Find the word "page" in the data, then copy each line where it is found.

==== Records ====

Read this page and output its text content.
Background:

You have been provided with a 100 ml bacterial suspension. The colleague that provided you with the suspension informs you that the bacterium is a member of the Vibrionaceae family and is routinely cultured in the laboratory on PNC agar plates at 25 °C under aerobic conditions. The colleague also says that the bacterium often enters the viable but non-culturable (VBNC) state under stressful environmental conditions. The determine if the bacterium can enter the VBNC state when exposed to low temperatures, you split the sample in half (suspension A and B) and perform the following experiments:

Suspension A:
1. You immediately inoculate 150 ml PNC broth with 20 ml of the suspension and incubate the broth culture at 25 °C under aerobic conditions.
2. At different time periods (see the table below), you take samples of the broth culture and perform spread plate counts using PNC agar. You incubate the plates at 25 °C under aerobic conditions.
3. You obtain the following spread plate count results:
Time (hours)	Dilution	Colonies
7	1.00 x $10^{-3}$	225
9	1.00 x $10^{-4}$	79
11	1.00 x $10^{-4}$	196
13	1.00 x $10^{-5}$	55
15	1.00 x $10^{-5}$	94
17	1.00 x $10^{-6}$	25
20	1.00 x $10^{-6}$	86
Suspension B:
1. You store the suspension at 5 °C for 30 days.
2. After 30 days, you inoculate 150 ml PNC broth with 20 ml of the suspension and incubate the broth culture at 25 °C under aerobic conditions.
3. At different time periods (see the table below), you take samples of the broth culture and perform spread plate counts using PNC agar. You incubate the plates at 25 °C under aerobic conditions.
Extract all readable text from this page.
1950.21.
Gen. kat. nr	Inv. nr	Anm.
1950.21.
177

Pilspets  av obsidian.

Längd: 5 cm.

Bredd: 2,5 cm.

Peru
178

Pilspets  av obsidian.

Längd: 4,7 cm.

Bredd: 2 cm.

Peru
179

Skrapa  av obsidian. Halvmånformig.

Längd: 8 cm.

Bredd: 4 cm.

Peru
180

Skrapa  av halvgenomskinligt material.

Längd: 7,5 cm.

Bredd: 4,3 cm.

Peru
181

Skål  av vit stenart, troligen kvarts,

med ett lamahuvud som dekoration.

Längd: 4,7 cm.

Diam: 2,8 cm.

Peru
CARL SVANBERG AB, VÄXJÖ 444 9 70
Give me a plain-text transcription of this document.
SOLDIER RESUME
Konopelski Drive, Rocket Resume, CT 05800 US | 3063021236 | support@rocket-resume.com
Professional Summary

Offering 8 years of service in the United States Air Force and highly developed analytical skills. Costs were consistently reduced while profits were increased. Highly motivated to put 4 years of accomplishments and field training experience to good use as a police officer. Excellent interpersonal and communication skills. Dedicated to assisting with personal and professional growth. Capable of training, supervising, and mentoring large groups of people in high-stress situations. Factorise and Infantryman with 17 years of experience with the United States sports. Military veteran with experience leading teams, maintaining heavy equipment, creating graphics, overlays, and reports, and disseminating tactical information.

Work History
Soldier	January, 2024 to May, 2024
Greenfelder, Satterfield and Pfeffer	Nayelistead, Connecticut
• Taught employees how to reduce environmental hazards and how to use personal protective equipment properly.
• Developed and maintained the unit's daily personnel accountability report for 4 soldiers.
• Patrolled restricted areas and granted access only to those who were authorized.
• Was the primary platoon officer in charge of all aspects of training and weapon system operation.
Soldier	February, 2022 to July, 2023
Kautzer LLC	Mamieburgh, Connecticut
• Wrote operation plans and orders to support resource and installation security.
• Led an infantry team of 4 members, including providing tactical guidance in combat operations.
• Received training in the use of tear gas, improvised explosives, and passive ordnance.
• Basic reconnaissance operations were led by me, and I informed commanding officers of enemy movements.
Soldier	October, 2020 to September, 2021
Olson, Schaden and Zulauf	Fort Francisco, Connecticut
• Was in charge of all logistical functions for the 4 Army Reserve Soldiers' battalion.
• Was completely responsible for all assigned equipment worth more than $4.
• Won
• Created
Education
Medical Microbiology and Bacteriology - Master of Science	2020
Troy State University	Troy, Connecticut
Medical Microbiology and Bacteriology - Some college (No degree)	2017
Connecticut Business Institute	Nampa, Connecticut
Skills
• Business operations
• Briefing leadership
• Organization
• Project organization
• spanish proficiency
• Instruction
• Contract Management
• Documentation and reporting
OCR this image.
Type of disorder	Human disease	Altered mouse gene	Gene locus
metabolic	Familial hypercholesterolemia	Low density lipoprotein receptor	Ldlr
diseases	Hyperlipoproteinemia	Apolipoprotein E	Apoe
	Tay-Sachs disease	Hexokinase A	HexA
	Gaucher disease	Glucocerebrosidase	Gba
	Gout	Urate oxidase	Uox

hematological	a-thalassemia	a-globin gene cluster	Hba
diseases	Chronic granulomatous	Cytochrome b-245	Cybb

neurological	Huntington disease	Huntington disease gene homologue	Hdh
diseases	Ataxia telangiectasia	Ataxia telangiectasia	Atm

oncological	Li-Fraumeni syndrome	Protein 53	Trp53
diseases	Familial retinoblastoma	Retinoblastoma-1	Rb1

====

* [Solved problem]:
Read this page and output its text content.
Extract all readable text from this page.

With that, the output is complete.